• _Problem details_
Under this task are some entries; return every one of them exactly.

• _Excerpted data_
= = = =

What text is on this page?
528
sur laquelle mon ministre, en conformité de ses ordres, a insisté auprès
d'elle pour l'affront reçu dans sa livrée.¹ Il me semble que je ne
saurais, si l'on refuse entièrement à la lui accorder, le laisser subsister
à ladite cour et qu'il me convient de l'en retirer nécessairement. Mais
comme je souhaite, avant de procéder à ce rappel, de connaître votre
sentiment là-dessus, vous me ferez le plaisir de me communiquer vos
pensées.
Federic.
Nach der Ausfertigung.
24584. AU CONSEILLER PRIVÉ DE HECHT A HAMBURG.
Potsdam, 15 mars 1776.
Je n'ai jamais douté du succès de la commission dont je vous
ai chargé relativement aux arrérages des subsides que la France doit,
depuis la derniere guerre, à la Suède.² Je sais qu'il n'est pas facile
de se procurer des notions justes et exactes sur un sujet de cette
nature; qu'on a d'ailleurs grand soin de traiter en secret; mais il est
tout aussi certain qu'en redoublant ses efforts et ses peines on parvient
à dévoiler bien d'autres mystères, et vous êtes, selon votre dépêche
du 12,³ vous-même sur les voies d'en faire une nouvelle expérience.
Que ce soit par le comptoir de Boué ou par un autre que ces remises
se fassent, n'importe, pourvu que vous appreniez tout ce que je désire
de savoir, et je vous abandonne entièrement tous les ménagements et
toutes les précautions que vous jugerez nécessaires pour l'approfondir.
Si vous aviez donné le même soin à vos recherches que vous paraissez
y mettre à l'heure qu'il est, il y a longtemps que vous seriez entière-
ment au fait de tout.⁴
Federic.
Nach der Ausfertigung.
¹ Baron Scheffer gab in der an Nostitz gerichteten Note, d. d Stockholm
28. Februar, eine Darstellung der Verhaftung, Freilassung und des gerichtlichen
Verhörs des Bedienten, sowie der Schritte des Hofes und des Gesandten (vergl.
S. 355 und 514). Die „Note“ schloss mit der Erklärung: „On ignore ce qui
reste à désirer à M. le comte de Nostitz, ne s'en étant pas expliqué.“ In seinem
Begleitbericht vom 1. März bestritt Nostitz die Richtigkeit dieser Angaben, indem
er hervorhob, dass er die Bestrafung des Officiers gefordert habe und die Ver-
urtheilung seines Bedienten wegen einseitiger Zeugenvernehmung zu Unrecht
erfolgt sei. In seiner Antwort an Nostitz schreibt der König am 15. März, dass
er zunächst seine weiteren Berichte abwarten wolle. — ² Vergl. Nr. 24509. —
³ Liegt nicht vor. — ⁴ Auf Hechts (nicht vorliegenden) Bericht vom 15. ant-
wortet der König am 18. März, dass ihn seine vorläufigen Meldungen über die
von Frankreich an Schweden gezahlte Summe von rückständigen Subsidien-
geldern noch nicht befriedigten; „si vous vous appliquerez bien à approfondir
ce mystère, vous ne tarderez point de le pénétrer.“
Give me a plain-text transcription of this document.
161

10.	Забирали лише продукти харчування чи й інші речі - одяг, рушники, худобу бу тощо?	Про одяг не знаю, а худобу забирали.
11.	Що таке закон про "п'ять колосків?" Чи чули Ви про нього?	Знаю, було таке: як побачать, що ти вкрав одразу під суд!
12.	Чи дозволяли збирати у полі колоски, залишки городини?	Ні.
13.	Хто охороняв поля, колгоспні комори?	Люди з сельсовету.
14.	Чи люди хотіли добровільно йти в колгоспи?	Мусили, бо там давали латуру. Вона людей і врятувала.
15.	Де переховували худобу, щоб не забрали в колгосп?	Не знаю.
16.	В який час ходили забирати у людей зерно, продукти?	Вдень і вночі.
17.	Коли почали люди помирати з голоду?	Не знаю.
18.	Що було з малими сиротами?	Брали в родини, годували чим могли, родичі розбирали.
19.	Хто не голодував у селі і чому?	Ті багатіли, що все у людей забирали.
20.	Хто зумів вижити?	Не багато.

= = = =

• _The completed task_
What text is on this page?
528
sur laquelle mon ministre, en conformité de ses ordres, a insisté auprès
d'elle pour l'affront reçu dans sa livrée.¹ Il me semble que je ne
saurais, si l'on refuse entièrement à la lui accorder, le laisser subsister
à ladite cour et qu'il me convient de l'en retirer nécessairement. Mais
comme je souhaite, avant de procéder à ce rappel, de connaître votre
sentiment là-dessus, vous me ferez le plaisir de me communiquer vos
pensées.
Federic.
Nach der Ausfertigung.
24584. AU CONSEILLER PRIVÉ DE HECHT A HAMBURG.
Potsdam, 15 mars 1776.
Je n'ai jamais douté du succès de la commission dont je vous
ai chargé relativement aux arrérages des subsides que la France doit,
depuis la derniere guerre, à la Suède.² Je sais qu'il n'est pas facile
de se procurer des notions justes et exactes sur un sujet de cette
nature; qu'on a d'ailleurs grand soin de traiter en secret; mais il est
tout aussi certain qu'en redoublant ses efforts et ses peines on parvient
à dévoiler bien d'autres mystères, et vous êtes, selon votre dépêche
du 12,³ vous-même sur les voies d'en faire une nouvelle expérience.
Que ce soit par le comptoir de Boué ou par un autre que ces remises
se fassent, n'importe, pourvu que vous appreniez tout ce que je désire
de savoir, et je vous abandonne entièrement tous les ménagements et
toutes les précautions que vous jugerez nécessaires pour l'approfondir.
Si vous aviez donné le même soin à vos recherches que vous paraissez
y mettre à l'heure qu'il est, il y a longtemps que vous seriez entière-
ment au fait de tout.⁴
Federic.
Nach der Ausfertigung.
¹ Baron Scheffer gab in der an Nostitz gerichteten Note, d. d Stockholm
28. Februar, eine Darstellung der Verhaftung, Freilassung und des gerichtlichen
Verhörs des Bedienten, sowie der Schritte des Hofes und des Gesandten (vergl.
S. 355 und 514). Die „Note“ schloss mit der Erklärung: „On ignore ce qui
reste à désirer à M. le comte de Nostitz, ne s'en étant pas expliqué.“ In seinem
Begleitbericht vom 1. März bestritt Nostitz die Richtigkeit dieser Angaben, indem
er hervorhob, dass er die Bestrafung des Officiers gefordert habe und die Ver-
urtheilung seines Bedienten wegen einseitiger Zeugenvernehmung zu Unrecht
erfolgt sei. In seiner Antwort an Nostitz schreibt der König am 15. März, dass
er zunächst seine weiteren Berichte abwarten wolle. — ² Vergl. Nr. 24509. —
³ Liegt nicht vor. — ⁴ Auf Hechts (nicht vorliegenden) Bericht vom 15. ant-
wortet der König am 18. März, dass ihn seine vorläufigen Meldungen über die
von Frankreich an Schweden gezahlte Summe von rückständigen Subsidien-
geldern noch nicht befriedigten; „si vous vous appliquerez bien à approfondir
ce mystère, vous ne tarderez point de le pénétrer.“
Give me a plain-text transcription of this document.
161

10.	Забирали лише продукти харчування чи й інші речі - одяг, рушники, худобу бу тощо?	Про одяг не знаю, а худобу забирали.
11.	Що таке закон про "п'ять колосків?" Чи чули Ви про нього?	Знаю, було таке: як побачать, що ти вкрав одразу під суд!
12.	Чи дозволяли збирати у полі колоски, залишки городини?	Ні.
13.	Хто охороняв поля, колгоспні комори?	Люди з сельсовету.
14.	Чи люди хотіли добровільно йти в колгоспи?	Мусили, бо там давали латуру. Вона людей і врятувала.
15.	Де переховували худобу, щоб не забрали в колгосп?	Не знаю.
16.	В який час ходили забирати у людей зерно, продукти?	Вдень і вночі.
17.	Коли почали люди помирати з голоду?	Не знаю.
18.	Що було з малими сиротами?	Брали в родини, годували чим могли, родичі розбирали.
19.	Хто не голодував у селі і чому?	Ті багатіли, що все у людей забирали.
20.	Хто зумів вижити?	Не багато.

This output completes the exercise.